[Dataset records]
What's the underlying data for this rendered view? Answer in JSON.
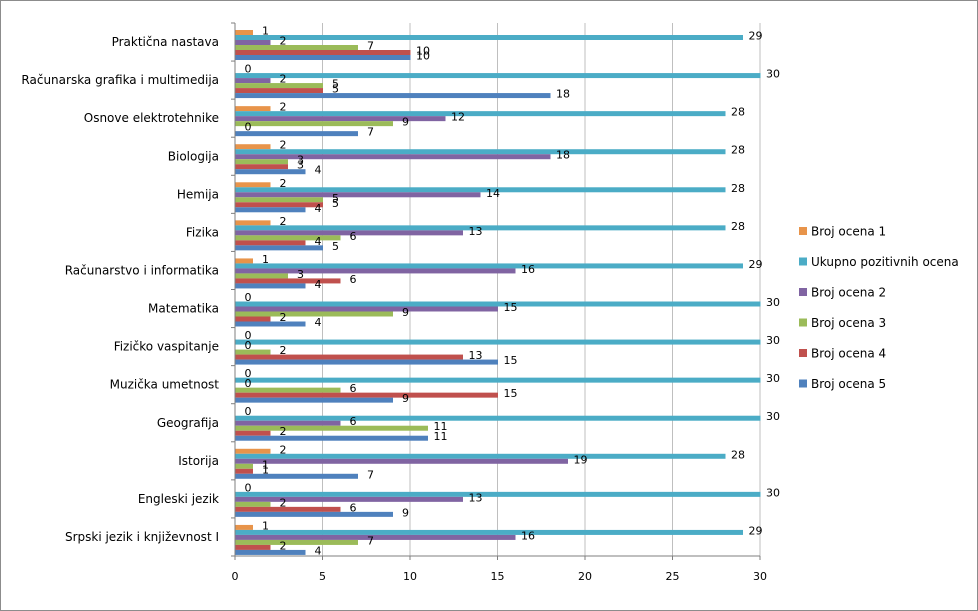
{
  "chart_data": {
    "type": "bar",
    "orientation": "horizontal",
    "title": "",
    "xlabel": "",
    "ylabel": "",
    "xlim": [
      0,
      30
    ],
    "xticks": [
      "0",
      "5",
      "10",
      "15",
      "20",
      "25",
      "30"
    ],
    "grid": true,
    "legend_position": "right",
    "categories": [
      "Praktična nastava",
      "Računarska grafika i multimedija",
      "Osnove elektrotehnike",
      "Biologija",
      "Hemija",
      "Fizika",
      "Računarstvo i informatika",
      "Matematika",
      "Fizičko vaspitanje",
      "Muzička umetnost",
      "Geografija",
      "Istorija",
      "Engleski jezik",
      "Srpski jezik i književnost I"
    ],
    "series": [
      {
        "name": "Broj ocena 1",
        "color": "#e8944a",
        "values": [
          1,
          0,
          2,
          2,
          2,
          2,
          1,
          0,
          0,
          0,
          0,
          2,
          0,
          1
        ]
      },
      {
        "name": "Ukupno pozitivnih ocena",
        "color": "#4bacc6",
        "values": [
          29,
          30,
          28,
          28,
          28,
          28,
          29,
          30,
          30,
          30,
          30,
          28,
          30,
          29
        ]
      },
      {
        "name": "Broj ocena 2",
        "color": "#8064a2",
        "values": [
          2,
          2,
          12,
          18,
          14,
          13,
          16,
          15,
          0,
          0,
          6,
          19,
          13,
          16
        ]
      },
      {
        "name": "Broj ocena 3",
        "color": "#9bbb59",
        "values": [
          7,
          5,
          9,
          3,
          5,
          6,
          3,
          9,
          2,
          6,
          11,
          1,
          2,
          7
        ]
      },
      {
        "name": "Broj ocena 4",
        "color": "#c0504d",
        "values": [
          10,
          5,
          0,
          3,
          5,
          4,
          6,
          2,
          13,
          15,
          2,
          1,
          6,
          2
        ]
      },
      {
        "name": "Broj ocena 5",
        "color": "#4f81bd",
        "values": [
          10,
          18,
          7,
          4,
          4,
          5,
          4,
          4,
          15,
          9,
          11,
          7,
          9,
          4
        ]
      }
    ]
  }
}
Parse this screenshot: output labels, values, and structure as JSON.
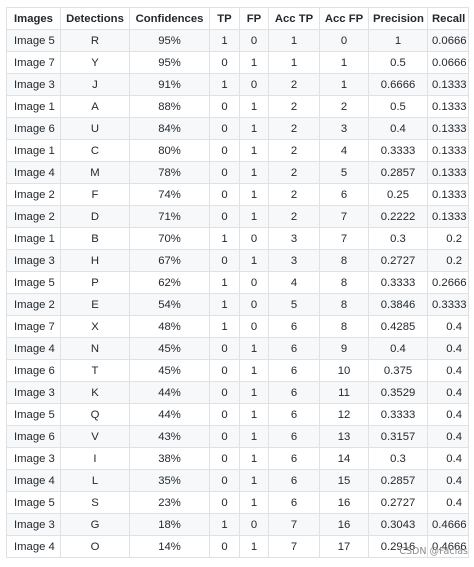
{
  "table": {
    "headers": [
      "Images",
      "Detections",
      "Confidences",
      "TP",
      "FP",
      "Acc TP",
      "Acc FP",
      "Precision",
      "Recall"
    ],
    "rows": [
      [
        "Image 5",
        "R",
        "95%",
        "1",
        "0",
        "1",
        "0",
        "1",
        "0.0666"
      ],
      [
        "Image 7",
        "Y",
        "95%",
        "0",
        "1",
        "1",
        "1",
        "0.5",
        "0.0666"
      ],
      [
        "Image 3",
        "J",
        "91%",
        "1",
        "0",
        "2",
        "1",
        "0.6666",
        "0.1333"
      ],
      [
        "Image 1",
        "A",
        "88%",
        "0",
        "1",
        "2",
        "2",
        "0.5",
        "0.1333"
      ],
      [
        "Image 6",
        "U",
        "84%",
        "0",
        "1",
        "2",
        "3",
        "0.4",
        "0.1333"
      ],
      [
        "Image 1",
        "C",
        "80%",
        "0",
        "1",
        "2",
        "4",
        "0.3333",
        "0.1333"
      ],
      [
        "Image 4",
        "M",
        "78%",
        "0",
        "1",
        "2",
        "5",
        "0.2857",
        "0.1333"
      ],
      [
        "Image 2",
        "F",
        "74%",
        "0",
        "1",
        "2",
        "6",
        "0.25",
        "0.1333"
      ],
      [
        "Image 2",
        "D",
        "71%",
        "0",
        "1",
        "2",
        "7",
        "0.2222",
        "0.1333"
      ],
      [
        "Image 1",
        "B",
        "70%",
        "1",
        "0",
        "3",
        "7",
        "0.3",
        "0.2"
      ],
      [
        "Image 3",
        "H",
        "67%",
        "0",
        "1",
        "3",
        "8",
        "0.2727",
        "0.2"
      ],
      [
        "Image 5",
        "P",
        "62%",
        "1",
        "0",
        "4",
        "8",
        "0.3333",
        "0.2666"
      ],
      [
        "Image 2",
        "E",
        "54%",
        "1",
        "0",
        "5",
        "8",
        "0.3846",
        "0.3333"
      ],
      [
        "Image 7",
        "X",
        "48%",
        "1",
        "0",
        "6",
        "8",
        "0.4285",
        "0.4"
      ],
      [
        "Image 4",
        "N",
        "45%",
        "0",
        "1",
        "6",
        "9",
        "0.4",
        "0.4"
      ],
      [
        "Image 6",
        "T",
        "45%",
        "0",
        "1",
        "6",
        "10",
        "0.375",
        "0.4"
      ],
      [
        "Image 3",
        "K",
        "44%",
        "0",
        "1",
        "6",
        "11",
        "0.3529",
        "0.4"
      ],
      [
        "Image 5",
        "Q",
        "44%",
        "0",
        "1",
        "6",
        "12",
        "0.3333",
        "0.4"
      ],
      [
        "Image 6",
        "V",
        "43%",
        "0",
        "1",
        "6",
        "13",
        "0.3157",
        "0.4"
      ],
      [
        "Image 3",
        "I",
        "38%",
        "0",
        "1",
        "6",
        "14",
        "0.3",
        "0.4"
      ],
      [
        "Image 4",
        "L",
        "35%",
        "0",
        "1",
        "6",
        "15",
        "0.2857",
        "0.4"
      ],
      [
        "Image 5",
        "S",
        "23%",
        "0",
        "1",
        "6",
        "16",
        "0.2727",
        "0.4"
      ],
      [
        "Image 3",
        "G",
        "18%",
        "1",
        "0",
        "7",
        "16",
        "0.3043",
        "0.4666"
      ],
      [
        "Image 4",
        "O",
        "14%",
        "0",
        "1",
        "7",
        "17",
        "0.2916",
        "0.4666"
      ]
    ]
  },
  "watermark": "CSDN @Facias"
}
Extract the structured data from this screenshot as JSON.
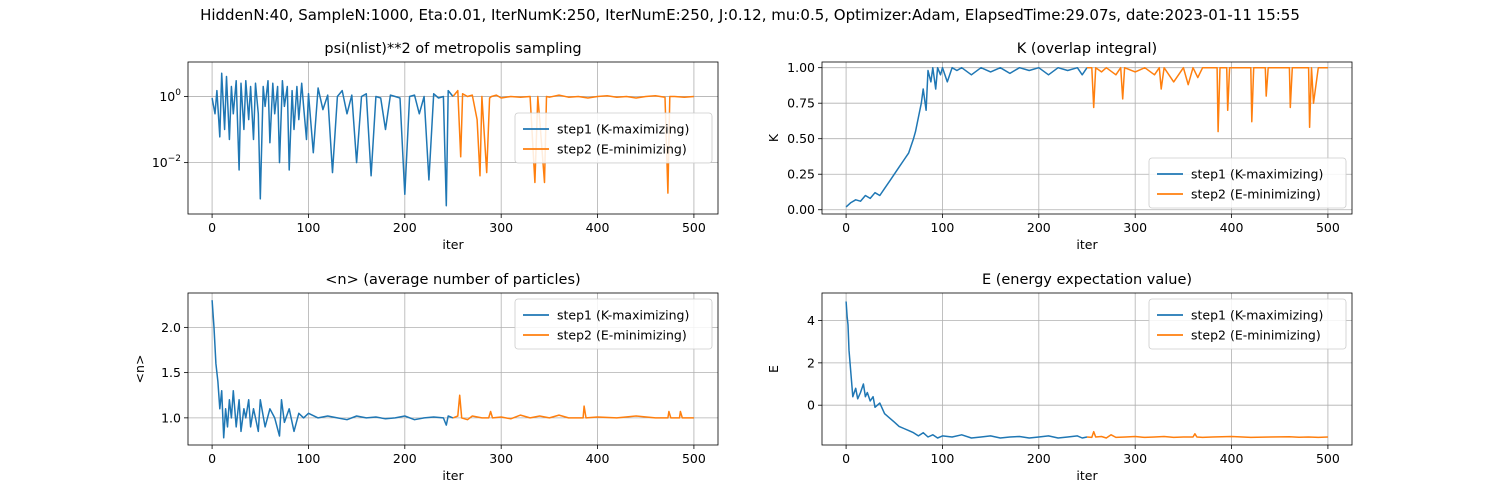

> WRITTEN REQUEST
Repeat each entry above word for word, leaving every picture out.

> EXERCISE OUTPUT
What's the underlying data for this rendered view? Answer in JSON.
{
  "chart_data": {
    "type": "bar",
    "orientation": "horizontal",
    "title": "",
    "xlabel": "",
    "ylabel": "",
    "xlim": [
      0,
      30
    ],
    "xticks": [
      "0",
      "5",
      "10",
      "15",
      "20",
      "25",
      "30"
    ],
    "grid": true,
    "legend_position": "right",
    "categories": [
      "Praktična nastava",
      "Računarska grafika i multimedija",
      "Osnove elektrotehnike",
      "Biologija",
      "Hemija",
      "Fizika",
      "Računarstvo i informatika",
      "Matematika",
      "Fizičko vaspitanje",
      "Muzička umetnost",
      "Geografija",
      "Istorija",
      "Engleski jezik",
      "Srpski jezik i književnost I"
    ],
    "series": [
      {
        "name": "Broj ocena 1",
        "color": "#e8944a",
        "values": [
          1,
          0,
          2,
          2,
          2,
          2,
          1,
          0,
          0,
          0,
          0,
          2,
          0,
          1
        ]
      },
      {
        "name": "Ukupno pozitivnih ocena",
        "color": "#4bacc6",
        "values": [
          29,
          30,
          28,
          28,
          28,
          28,
          29,
          30,
          30,
          30,
          30,
          28,
          30,
          29
        ]
      },
      {
        "name": "Broj ocena 2",
        "color": "#8064a2",
        "values": [
          2,
          2,
          12,
          18,
          14,
          13,
          16,
          15,
          0,
          0,
          6,
          19,
          13,
          16
        ]
      },
      {
        "name": "Broj ocena 3",
        "color": "#9bbb59",
        "values": [
          7,
          5,
          9,
          3,
          5,
          6,
          3,
          9,
          2,
          6,
          11,
          1,
          2,
          7
        ]
      },
      {
        "name": "Broj ocena 4",
        "color": "#c0504d",
        "values": [
          10,
          5,
          0,
          3,
          5,
          4,
          6,
          2,
          13,
          15,
          2,
          1,
          6,
          2
        ]
      },
      {
        "name": "Broj ocena 5",
        "color": "#4f81bd",
        "values": [
          10,
          18,
          7,
          4,
          4,
          5,
          4,
          4,
          15,
          9,
          11,
          7,
          9,
          4
        ]
      }
    ]
  }
}
Parse this screenshot: output labels, values, and structure as JSON.
{
  "table": {
    "headers": [
      "Images",
      "Detections",
      "Confidences",
      "TP",
      "FP",
      "Acc TP",
      "Acc FP",
      "Precision",
      "Recall"
    ],
    "rows": [
      [
        "Image 5",
        "R",
        "95%",
        "1",
        "0",
        "1",
        "0",
        "1",
        "0.0666"
      ],
      [
        "Image 7",
        "Y",
        "95%",
        "0",
        "1",
        "1",
        "1",
        "0.5",
        "0.0666"
      ],
      [
        "Image 3",
        "J",
        "91%",
        "1",
        "0",
        "2",
        "1",
        "0.6666",
        "0.1333"
      ],
      [
        "Image 1",
        "A",
        "88%",
        "0",
        "1",
        "2",
        "2",
        "0.5",
        "0.1333"
      ],
      [
        "Image 6",
        "U",
        "84%",
        "0",
        "1",
        "2",
        "3",
        "0.4",
        "0.1333"
      ],
      [
        "Image 1",
        "C",
        "80%",
        "0",
        "1",
        "2",
        "4",
        "0.3333",
        "0.1333"
      ],
      [
        "Image 4",
        "M",
        "78%",
        "0",
        "1",
        "2",
        "5",
        "0.2857",
        "0.1333"
      ],
      [
        "Image 2",
        "F",
        "74%",
        "0",
        "1",
        "2",
        "6",
        "0.25",
        "0.1333"
      ],
      [
        "Image 2",
        "D",
        "71%",
        "0",
        "1",
        "2",
        "7",
        "0.2222",
        "0.1333"
      ],
      [
        "Image 1",
        "B",
        "70%",
        "1",
        "0",
        "3",
        "7",
        "0.3",
        "0.2"
      ],
      [
        "Image 3",
        "H",
        "67%",
        "0",
        "1",
        "3",
        "8",
        "0.2727",
        "0.2"
      ],
      [
        "Image 5",
        "P",
        "62%",
        "1",
        "0",
        "4",
        "8",
        "0.3333",
        "0.2666"
      ],
      [
        "Image 2",
        "E",
        "54%",
        "1",
        "0",
        "5",
        "8",
        "0.3846",
        "0.3333"
      ],
      [
        "Image 7",
        "X",
        "48%",
        "1",
        "0",
        "6",
        "8",
        "0.4285",
        "0.4"
      ],
      [
        "Image 4",
        "N",
        "45%",
        "0",
        "1",
        "6",
        "9",
        "0.4",
        "0.4"
      ],
      [
        "Image 6",
        "T",
        "45%",
        "0",
        "1",
        "6",
        "10",
        "0.375",
        "0.4"
      ],
      [
        "Image 3",
        "K",
        "44%",
        "0",
        "1",
        "6",
        "11",
        "0.3529",
        "0.4"
      ],
      [
        "Image 5",
        "Q",
        "44%",
        "0",
        "1",
        "6",
        "12",
        "0.3333",
        "0.4"
      ],
      [
        "Image 6",
        "V",
        "43%",
        "0",
        "1",
        "6",
        "13",
        "0.3157",
        "0.4"
      ],
      [
        "Image 3",
        "I",
        "38%",
        "0",
        "1",
        "6",
        "14",
        "0.3",
        "0.4"
      ],
      [
        "Image 4",
        "L",
        "35%",
        "0",
        "1",
        "6",
        "15",
        "0.2857",
        "0.4"
      ],
      [
        "Image 5",
        "S",
        "23%",
        "0",
        "1",
        "6",
        "16",
        "0.2727",
        "0.4"
      ],
      [
        "Image 3",
        "G",
        "18%",
        "1",
        "0",
        "7",
        "16",
        "0.3043",
        "0.4666"
      ],
      [
        "Image 4",
        "O",
        "14%",
        "0",
        "1",
        "7",
        "17",
        "0.2916",
        "0.4666"
      ]
    ]
  },
  "watermark": "CSDN @Facias"
}
Extract the structured data from this screenshot as JSON.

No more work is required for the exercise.